Exercises:
1. According to the Civic review, why might the 1.4-litre i-VTEC Civic avoid the usual letdown of entry-level cars? Answer in one to three sentences.
2. Pick up the Civic review right after its last sentence and continue it.
--- Passage ---
Honda Civic 1.4 i-VTEC Sport review

The 1.4-litre i-VTEC model may be the least exciting Honda Civic on paper but it has most of what makes the Civic so good at the right price and looks good in racy 'Sport' trim. Jonathan Crouch reports...

Ten Second Review

The Honda Civic may be late on in its model life, but it still has appeal in affordable 1.4-litre Sport guise. If panache matters more than power in your family hatch, it might just be the kind of thing you're looking for.


All too often, entry-level cars are just depressing. Stripped of the desirable titbits that caught your eye in the brochure, devoid of the panache that marks out models from further up the range, their sole purpose, it often seems, is to provide a rock bottom entry-level price for the manufacturer to trumpet in their advertising. The only feature consistently included as standard on an entry level model is a tangible sense that you're missing out on something. Honda's 1.4-litre i-VTEC Civic could be a little bit different. This engine is the least powerful unit in the range but, crucially, it powers a variant that looks premium - this 'Sport' model.
--- Dataset extract ---
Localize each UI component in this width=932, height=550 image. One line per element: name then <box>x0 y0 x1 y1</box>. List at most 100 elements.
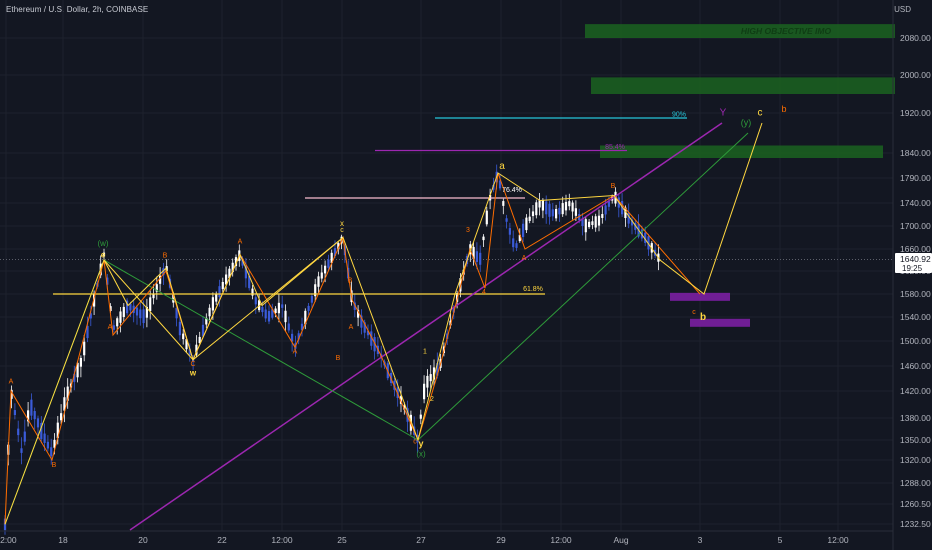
---
Answers to the exercises:
1. Its engine is the least powerful in the range, but it powers the 'Sport' variant, which looks premium. Typical entry-level cars, by contrast, are stripped of desirable features and lack the panache of models further up the range.

2.
Driving Experience

The 100PS 1.4-litre petrol unit is the forgotten powerplant in the Civic's engine range, but it still has something to be said for it if you're an undemanding sort. 62mph from rest occupies 13.5s en route to 116mph, though the torque on offer to pull you through the ratios of the six-speed gearbox is a decidedly modest 127Nm. In regular use, the engine is quiet and competent but not particularly exciting, though with significantly more pulling power than its predecessor, something that you really notice in urban use or when overtaking. Indeed, this Civic is very at home in city areas where the light touch of its controls and its tight turning circle make it a pleasure to punt about. The thick C-pillar hinders visibility out the back as does the split rear screen but you get a good view around the front of the car.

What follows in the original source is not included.